WHAT IS EXPECTED — Copy nothing but the text: repeat each entry exactly and drop the images.

Figure contents as structured data:

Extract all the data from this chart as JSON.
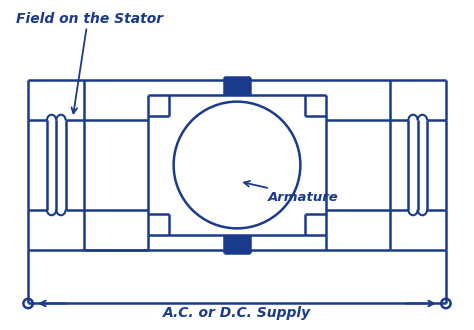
{
  "bg_color": "#ffffff",
  "line_color": "#1a3a8c",
  "lw": 1.8,
  "fig_width": 4.74,
  "fig_height": 3.3,
  "dpi": 100,
  "title_text": "Field on the Stator",
  "armature_text": "Armature",
  "supply_text": "A.C. or D.C. Supply",
  "text_color": "#1a3a8c"
}
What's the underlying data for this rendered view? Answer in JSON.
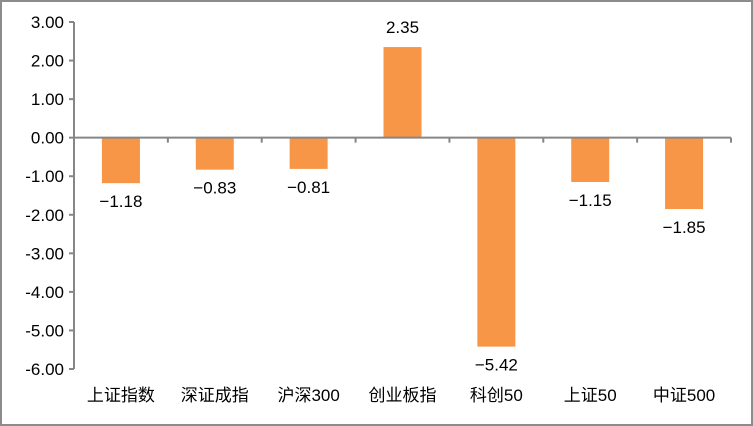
{
  "chart_data": {
    "type": "bar",
    "title": "",
    "xlabel": "",
    "ylabel": "",
    "categories": [
      "上证指数",
      "深证成指",
      "沪深300",
      "创业板指",
      "科创50",
      "上证50",
      "中证500"
    ],
    "values": [
      -1.18,
      -0.83,
      -0.81,
      2.35,
      -5.42,
      -1.15,
      -1.85
    ],
    "value_labels": [
      "-1.18",
      "-0.83",
      "-0.81",
      "2.35",
      "-5.42",
      "-1.15",
      "-1.85"
    ],
    "ylim": [
      -6.0,
      3.0
    ],
    "yticks": [
      3.0,
      2.0,
      1.0,
      0.0,
      -1.0,
      -2.0,
      -3.0,
      -4.0,
      -5.0,
      -6.0
    ],
    "ytick_labels": [
      "3.00",
      "2.00",
      "1.00",
      "0.00",
      "-1.00",
      "-2.00",
      "-3.00",
      "-4.00",
      "-5.00",
      "-6.00"
    ],
    "grid": false,
    "legend": null,
    "bar_color": "#F79646",
    "axis_color": "#868686"
  }
}
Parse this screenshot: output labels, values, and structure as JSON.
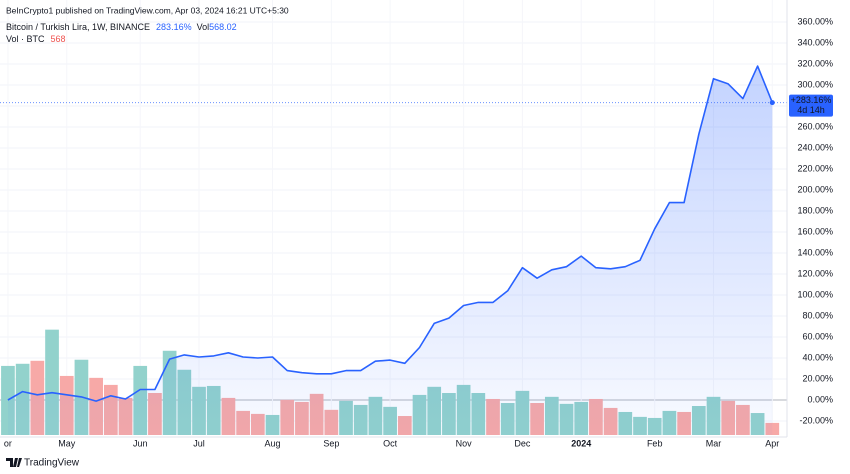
{
  "chart_data": {
    "type": "line",
    "published": "BeInCrypto1 published on TradingView.com, Apr 03, 2024 16:21 UTC+5:30",
    "title": "Bitcoin / Turkish Lira, 1W, BINANCE",
    "last_label": "283.16%",
    "volume_title": "Vol",
    "volume_last": "568.02",
    "volume_legend": "Vol · BTC",
    "volume_legend_value": "568",
    "price_tag": "+283.16%",
    "countdown": "4d 14h",
    "brand": "TradingView",
    "grid": true,
    "xlim": [
      -0.54,
      53
    ],
    "xticks": [
      {
        "value": 0,
        "label": "or"
      },
      {
        "value": 4,
        "label": "May"
      },
      {
        "value": 9,
        "label": "Jun"
      },
      {
        "value": 13,
        "label": "Jul"
      },
      {
        "value": 18,
        "label": "Aug"
      },
      {
        "value": 22,
        "label": "Sep"
      },
      {
        "value": 26,
        "label": "Oct"
      },
      {
        "value": 31,
        "label": "Nov"
      },
      {
        "value": 35,
        "label": "Dec"
      },
      {
        "value": 39,
        "label": "2024"
      },
      {
        "value": 44,
        "label": "Feb"
      },
      {
        "value": 48,
        "label": "Mar"
      },
      {
        "value": 52,
        "label": "Apr"
      }
    ],
    "ylim": [
      -33.3,
      380.9
    ],
    "yticks": [
      {
        "value": -20,
        "label": "-20.00%"
      },
      {
        "value": 0,
        "label": "0.00%"
      },
      {
        "value": 20,
        "label": "20.00%"
      },
      {
        "value": 40,
        "label": "40.00%"
      },
      {
        "value": 60,
        "label": "60.00%"
      },
      {
        "value": 80,
        "label": "80.00%"
      },
      {
        "value": 100,
        "label": "100.00%"
      },
      {
        "value": 120,
        "label": "120.00%"
      },
      {
        "value": 140,
        "label": "140.00%"
      },
      {
        "value": 160,
        "label": "160.00%"
      },
      {
        "value": 180,
        "label": "180.00%"
      },
      {
        "value": 200,
        "label": "200.00%"
      },
      {
        "value": 220,
        "label": "220.00%"
      },
      {
        "value": 240,
        "label": "240.00%"
      },
      {
        "value": 260,
        "label": "260.00%"
      },
      {
        "value": 280,
        "label": "280.00%"
      },
      {
        "value": 300,
        "label": "300.00%"
      },
      {
        "value": 320,
        "label": "320.00%"
      },
      {
        "value": 340,
        "label": "340.00%"
      },
      {
        "value": 360,
        "label": "360.00%"
      }
    ],
    "color": "#2962ff",
    "values": [
      0,
      8,
      5,
      7,
      5,
      3,
      -1,
      4,
      1,
      10,
      10,
      39,
      43,
      41,
      42,
      45,
      41,
      40,
      41,
      28,
      26,
      25,
      25,
      28,
      28,
      37,
      38,
      35,
      50,
      73,
      78,
      90,
      93,
      93,
      104,
      126,
      116,
      124,
      127,
      137,
      126,
      125,
      127,
      133,
      163,
      188,
      188,
      253,
      306,
      301,
      287,
      318,
      283.16
    ],
    "volume_lim": [
      0,
      20400
    ],
    "volume": [
      3240,
      3340,
      3480,
      4940,
      2770,
      3530,
      2680,
      2350,
      1740,
      3240,
      1970,
      3950,
      3060,
      2260,
      2300,
      1740,
      1130,
      990,
      940,
      1650,
      1550,
      1930,
      1180,
      1600,
      1410,
      1790,
      1320,
      890,
      1880,
      2260,
      1970,
      2350,
      1970,
      1690,
      1500,
      2070,
      1500,
      1790,
      1460,
      1550,
      1690,
      1270,
      1080,
      850,
      800,
      1130,
      1080,
      1360,
      1790,
      1600,
      1410,
      1030,
      568
    ],
    "volume_colors": [
      "#92d2cc",
      "#92d2cc",
      "#f7a9a7",
      "#92d2cc",
      "#f7a9a7",
      "#92d2cc",
      "#f7a9a7",
      "#f7a9a7",
      "#f7a9a7",
      "#92d2cc",
      "#f7a9a7",
      "#92d2cc",
      "#92d2cc",
      "#92d2cc",
      "#92d2cc",
      "#f7a9a7",
      "#f7a9a7",
      "#f7a9a7",
      "#92d2cc",
      "#f7a9a7",
      "#f7a9a7",
      "#f7a9a7",
      "#f7a9a7",
      "#92d2cc",
      "#92d2cc",
      "#92d2cc",
      "#92d2cc",
      "#f7a9a7",
      "#92d2cc",
      "#92d2cc",
      "#92d2cc",
      "#92d2cc",
      "#92d2cc",
      "#f7a9a7",
      "#92d2cc",
      "#92d2cc",
      "#f7a9a7",
      "#92d2cc",
      "#92d2cc",
      "#92d2cc",
      "#f7a9a7",
      "#f7a9a7",
      "#92d2cc",
      "#92d2cc",
      "#92d2cc",
      "#92d2cc",
      "#f7a9a7",
      "#92d2cc",
      "#92d2cc",
      "#f7a9a7",
      "#f7a9a7",
      "#92d2cc",
      "#f7a9a7"
    ]
  }
}
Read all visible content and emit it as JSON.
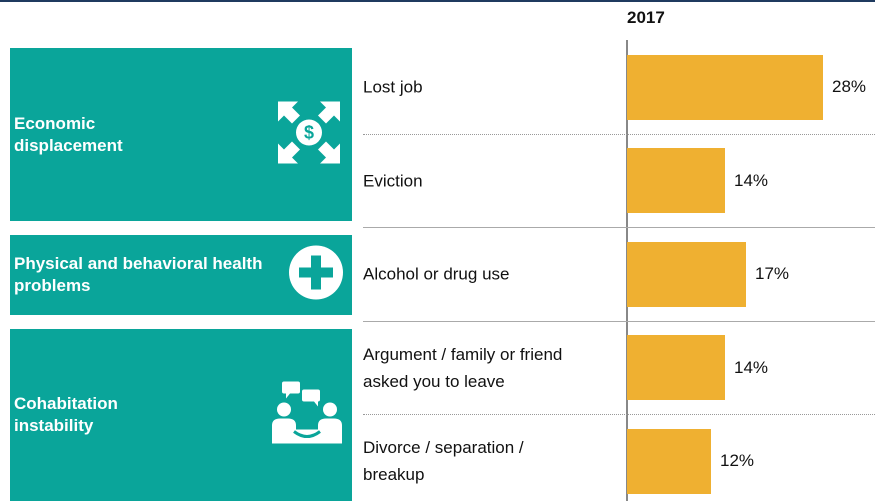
{
  "chart_data": {
    "type": "bar",
    "orientation": "horizontal",
    "header": "2017",
    "color": "#efb031",
    "group_color": "#0aa59a",
    "xlim": [
      0,
      35
    ],
    "groups": [
      {
        "label": "Economic displacement",
        "categories": [
          "Lost job",
          "Eviction"
        ],
        "values": [
          28,
          14
        ],
        "value_labels": [
          "28%",
          "14%"
        ]
      },
      {
        "label": "Physical and behavioral health problems",
        "categories": [
          "Alcohol or drug use"
        ],
        "values": [
          17
        ],
        "value_labels": [
          "17%"
        ]
      },
      {
        "label": "Cohabitation instability",
        "categories": [
          "Argument / family or friend asked you to leave",
          "Divorce / separation / breakup"
        ],
        "values": [
          14,
          12
        ],
        "value_labels": [
          "14%",
          "12%"
        ]
      }
    ]
  }
}
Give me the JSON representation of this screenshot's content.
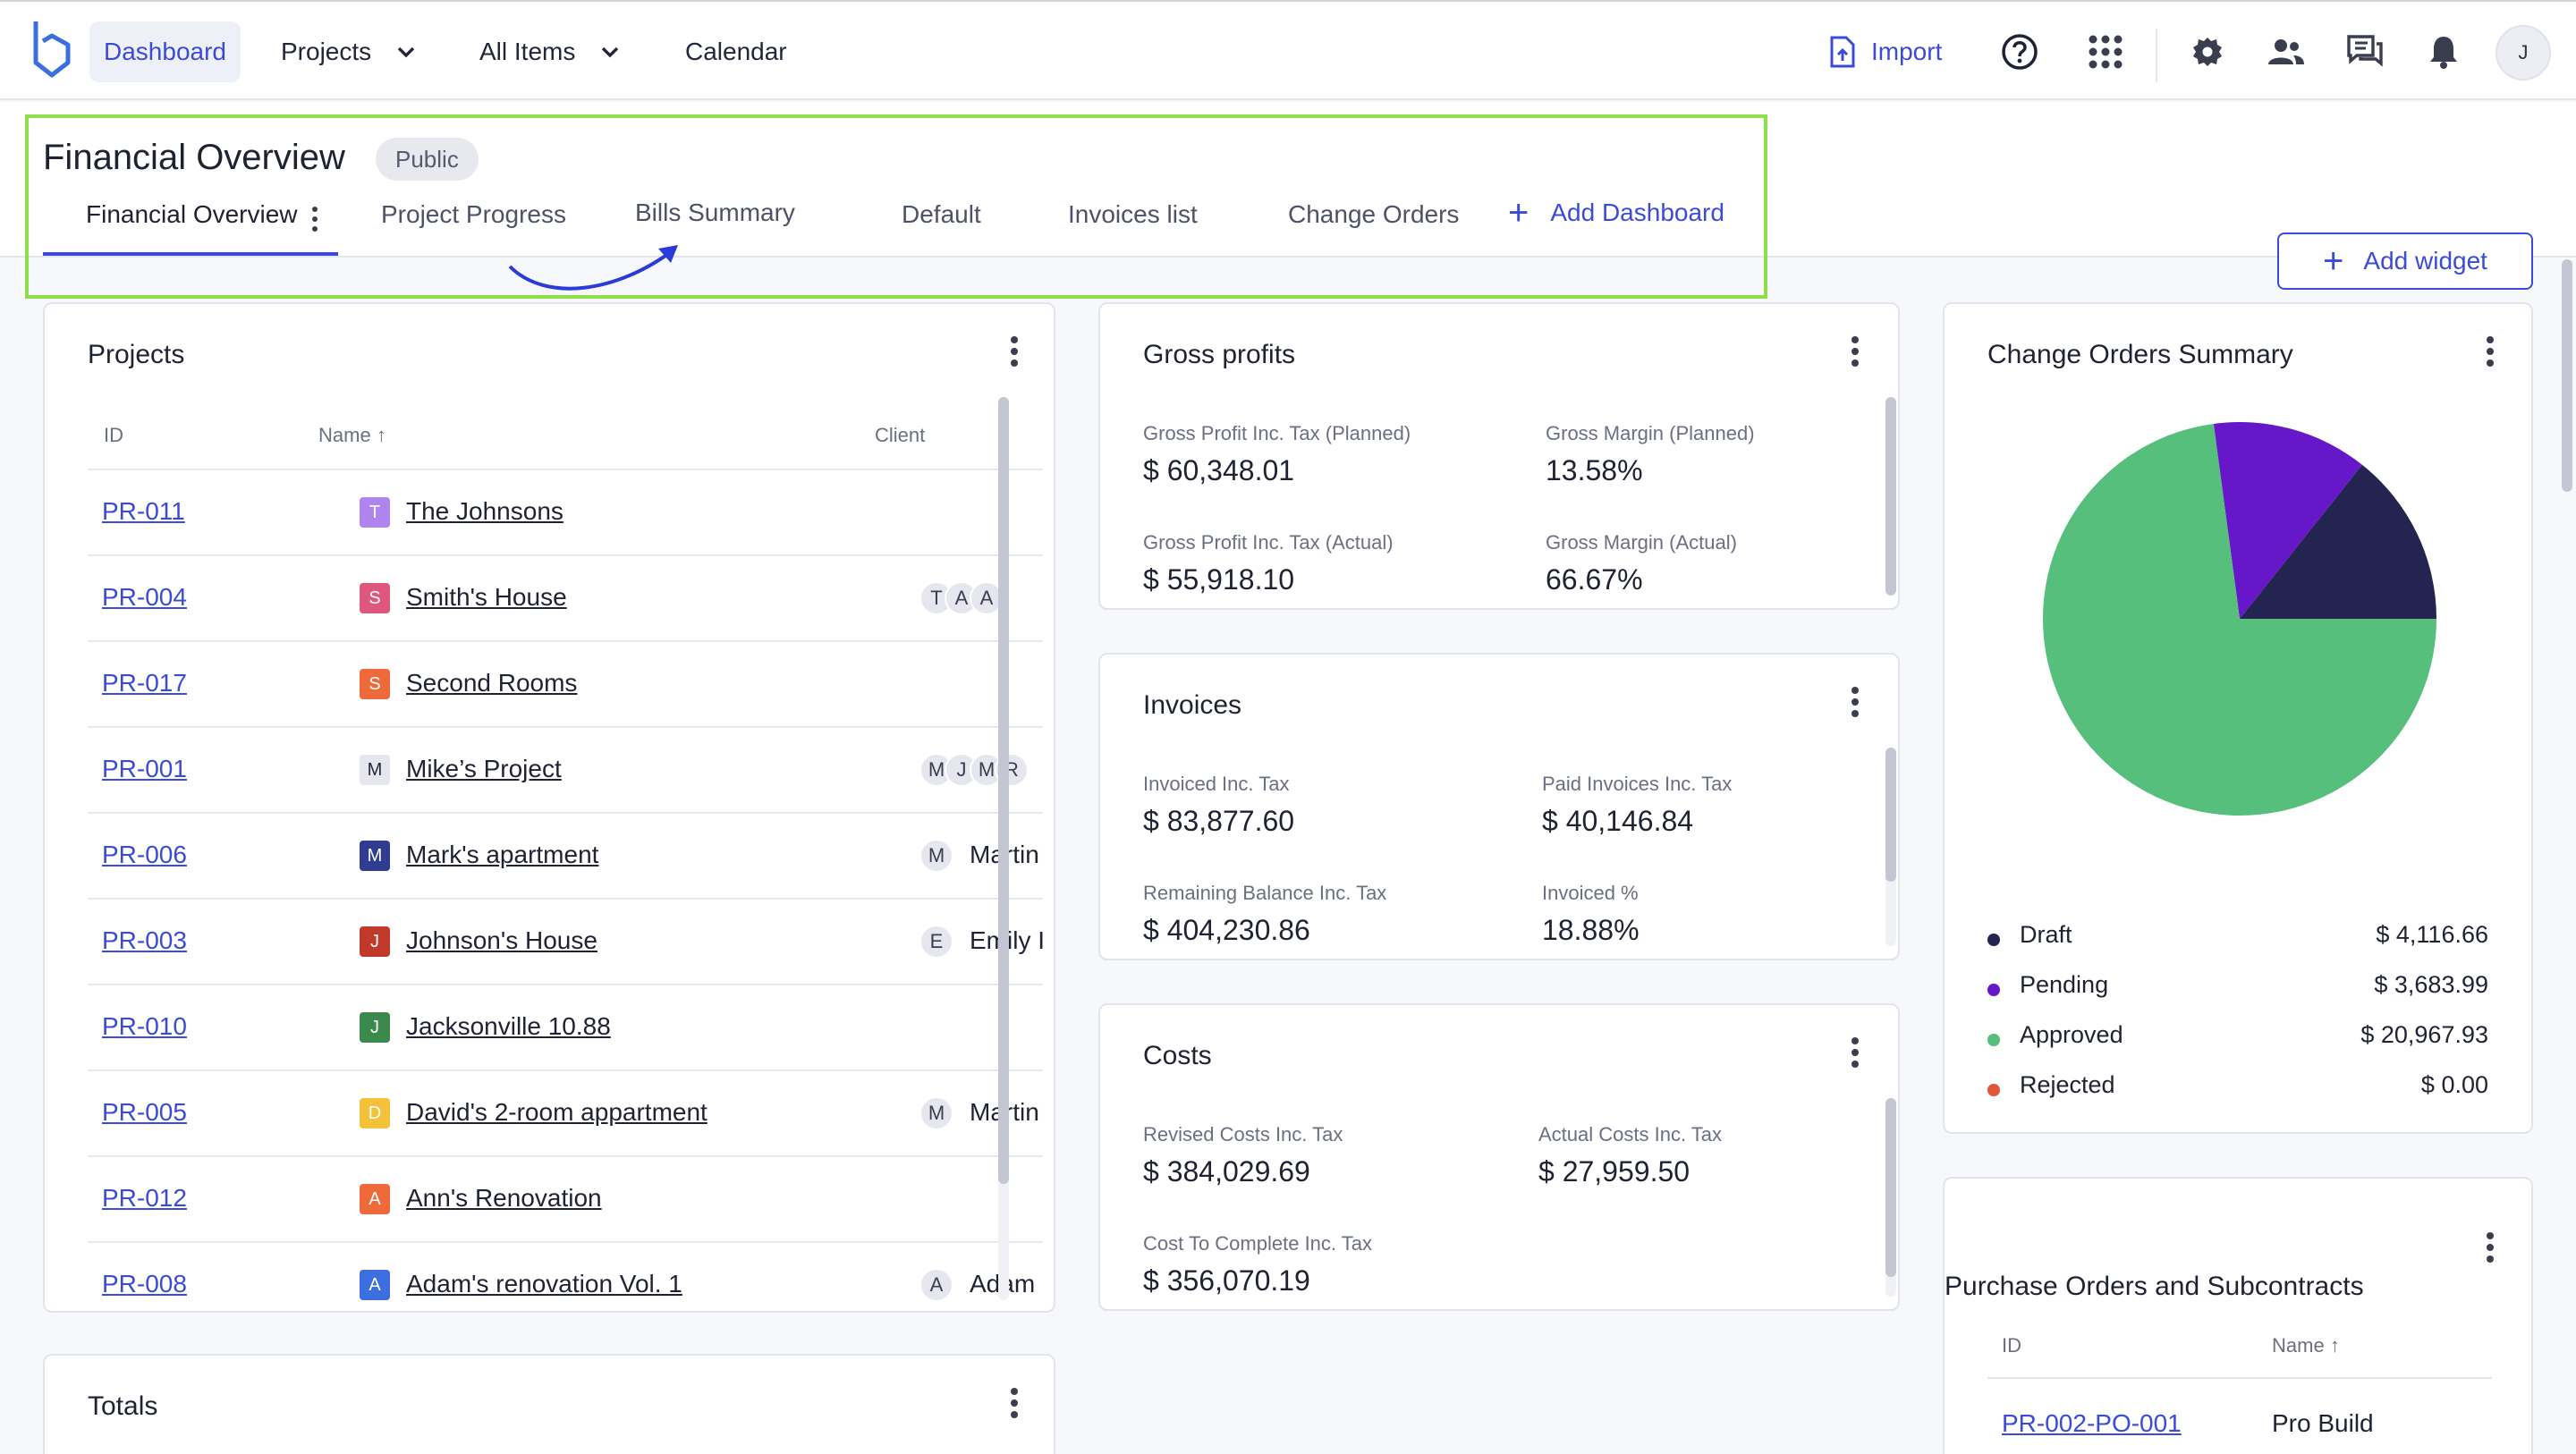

REPLY —
Extract all the data from this chart as JSON.
{
  "bg_color": "#ffffff",
  "line_color": "#1a3a8c",
  "lw": 1.8,
  "fig_width": 4.74,
  "fig_height": 3.3,
  "dpi": 100,
  "title_text": "Field on the Stator",
  "armature_text": "Armature",
  "supply_text": "A.C. or D.C. Supply",
  "text_color": "#1a3a8c"
}
What's the underlying data for this rendered view? Answer in JSON.
{
  "chart_data": {
    "type": "bar",
    "title": "",
    "xlabel": "",
    "ylabel": "",
    "categories": [
      "上证指数",
      "深证成指",
      "沪深300",
      "创业板指",
      "科创50",
      "上证50",
      "中证500"
    ],
    "values": [
      -1.18,
      -0.83,
      -0.81,
      2.35,
      -5.42,
      -1.15,
      -1.85
    ],
    "value_labels": [
      "-1.18",
      "-0.83",
      "-0.81",
      "2.35",
      "-5.42",
      "-1.15",
      "-1.85"
    ],
    "ylim": [
      -6.0,
      3.0
    ],
    "yticks": [
      3.0,
      2.0,
      1.0,
      0.0,
      -1.0,
      -2.0,
      -3.0,
      -4.0,
      -5.0,
      -6.0
    ],
    "ytick_labels": [
      "3.00",
      "2.00",
      "1.00",
      "0.00",
      "-1.00",
      "-2.00",
      "-3.00",
      "-4.00",
      "-5.00",
      "-6.00"
    ],
    "grid": false,
    "legend": null,
    "bar_color": "#F79646",
    "axis_color": "#868686"
  }
}
Parse this screenshot: output labels, values, and structure as JSON.
{
  "chart_data": {
    "type": "line",
    "published": "BeInCrypto1 published on TradingView.com, Apr 03, 2024 16:21 UTC+5:30",
    "title": "Bitcoin / Turkish Lira, 1W, BINANCE",
    "last_label": "283.16%",
    "volume_title": "Vol",
    "volume_last": "568.02",
    "volume_legend": "Vol · BTC",
    "volume_legend_value": "568",
    "price_tag": "+283.16%",
    "countdown": "4d 14h",
    "brand": "TradingView",
    "grid": true,
    "xlim": [
      -0.54,
      53
    ],
    "xticks": [
      {
        "value": 0,
        "label": "or"
      },
      {
        "value": 4,
        "label": "May"
      },
      {
        "value": 9,
        "label": "Jun"
      },
      {
        "value": 13,
        "label": "Jul"
      },
      {
        "value": 18,
        "label": "Aug"
      },
      {
        "value": 22,
        "label": "Sep"
      },
      {
        "value": 26,
        "label": "Oct"
      },
      {
        "value": 31,
        "label": "Nov"
      },
      {
        "value": 35,
        "label": "Dec"
      },
      {
        "value": 39,
        "label": "2024"
      },
      {
        "value": 44,
        "label": "Feb"
      },
      {
        "value": 48,
        "label": "Mar"
      },
      {
        "value": 52,
        "label": "Apr"
      }
    ],
    "ylim": [
      -33.3,
      380.9
    ],
    "yticks": [
      {
        "value": -20,
        "label": "-20.00%"
      },
      {
        "value": 0,
        "label": "0.00%"
      },
      {
        "value": 20,
        "label": "20.00%"
      },
      {
        "value": 40,
        "label": "40.00%"
      },
      {
        "value": 60,
        "label": "60.00%"
      },
      {
        "value": 80,
        "label": "80.00%"
      },
      {
        "value": 100,
        "label": "100.00%"
      },
      {
        "value": 120,
        "label": "120.00%"
      },
      {
        "value": 140,
        "label": "140.00%"
      },
      {
        "value": 160,
        "label": "160.00%"
      },
      {
        "value": 180,
        "label": "180.00%"
      },
      {
        "value": 200,
        "label": "200.00%"
      },
      {
        "value": 220,
        "label": "220.00%"
      },
      {
        "value": 240,
        "label": "240.00%"
      },
      {
        "value": 260,
        "label": "260.00%"
      },
      {
        "value": 280,
        "label": "280.00%"
      },
      {
        "value": 300,
        "label": "300.00%"
      },
      {
        "value": 320,
        "label": "320.00%"
      },
      {
        "value": 340,
        "label": "340.00%"
      },
      {
        "value": 360,
        "label": "360.00%"
      }
    ],
    "color": "#2962ff",
    "values": [
      0,
      8,
      5,
      7,
      5,
      3,
      -1,
      4,
      1,
      10,
      10,
      39,
      43,
      41,
      42,
      45,
      41,
      40,
      41,
      28,
      26,
      25,
      25,
      28,
      28,
      37,
      38,
      35,
      50,
      73,
      78,
      90,
      93,
      93,
      104,
      126,
      116,
      124,
      127,
      137,
      126,
      125,
      127,
      133,
      163,
      188,
      188,
      253,
      306,
      301,
      287,
      318,
      283.16
    ],
    "volume_lim": [
      0,
      20400
    ],
    "volume": [
      3240,
      3340,
      3480,
      4940,
      2770,
      3530,
      2680,
      2350,
      1740,
      3240,
      1970,
      3950,
      3060,
      2260,
      2300,
      1740,
      1130,
      990,
      940,
      1650,
      1550,
      1930,
      1180,
      1600,
      1410,
      1790,
      1320,
      890,
      1880,
      2260,
      1970,
      2350,
      1970,
      1690,
      1500,
      2070,
      1500,
      1790,
      1460,
      1550,
      1690,
      1270,
      1080,
      850,
      800,
      1130,
      1080,
      1360,
      1790,
      1600,
      1410,
      1030,
      568
    ],
    "volume_colors": [
      "#92d2cc",
      "#92d2cc",
      "#f7a9a7",
      "#92d2cc",
      "#f7a9a7",
      "#92d2cc",
      "#f7a9a7",
      "#f7a9a7",
      "#f7a9a7",
      "#92d2cc",
      "#f7a9a7",
      "#92d2cc",
      "#92d2cc",
      "#92d2cc",
      "#92d2cc",
      "#f7a9a7",
      "#f7a9a7",
      "#f7a9a7",
      "#92d2cc",
      "#f7a9a7",
      "#f7a9a7",
      "#f7a9a7",
      "#f7a9a7",
      "#92d2cc",
      "#92d2cc",
      "#92d2cc",
      "#92d2cc",
      "#f7a9a7",
      "#92d2cc",
      "#92d2cc",
      "#92d2cc",
      "#92d2cc",
      "#92d2cc",
      "#f7a9a7",
      "#92d2cc",
      "#92d2cc",
      "#f7a9a7",
      "#92d2cc",
      "#92d2cc",
      "#92d2cc",
      "#f7a9a7",
      "#f7a9a7",
      "#92d2cc",
      "#92d2cc",
      "#92d2cc",
      "#92d2cc",
      "#f7a9a7",
      "#92d2cc",
      "#92d2cc",
      "#f7a9a7",
      "#f7a9a7",
      "#92d2cc",
      "#f7a9a7"
    ]
  }
}
Read all visible content and emit it as JSON.
{
  "chart_data": {
    "type": "bar",
    "orientation": "horizontal",
    "header": "2017",
    "color": "#efb031",
    "group_color": "#0aa59a",
    "xlim": [
      0,
      35
    ],
    "groups": [
      {
        "label": "Economic displacement",
        "categories": [
          "Lost job",
          "Eviction"
        ],
        "values": [
          28,
          14
        ],
        "value_labels": [
          "28%",
          "14%"
        ]
      },
      {
        "label": "Physical and behavioral health problems",
        "categories": [
          "Alcohol or drug use"
        ],
        "values": [
          17
        ],
        "value_labels": [
          "17%"
        ]
      },
      {
        "label": "Cohabitation instability",
        "categories": [
          "Argument / family or friend asked you to leave",
          "Divorce / separation / breakup"
        ],
        "values": [
          14,
          12
        ],
        "value_labels": [
          "14%",
          "12%"
        ]
      }
    ]
  }
}
Give me the JSON representation of this screenshot's content.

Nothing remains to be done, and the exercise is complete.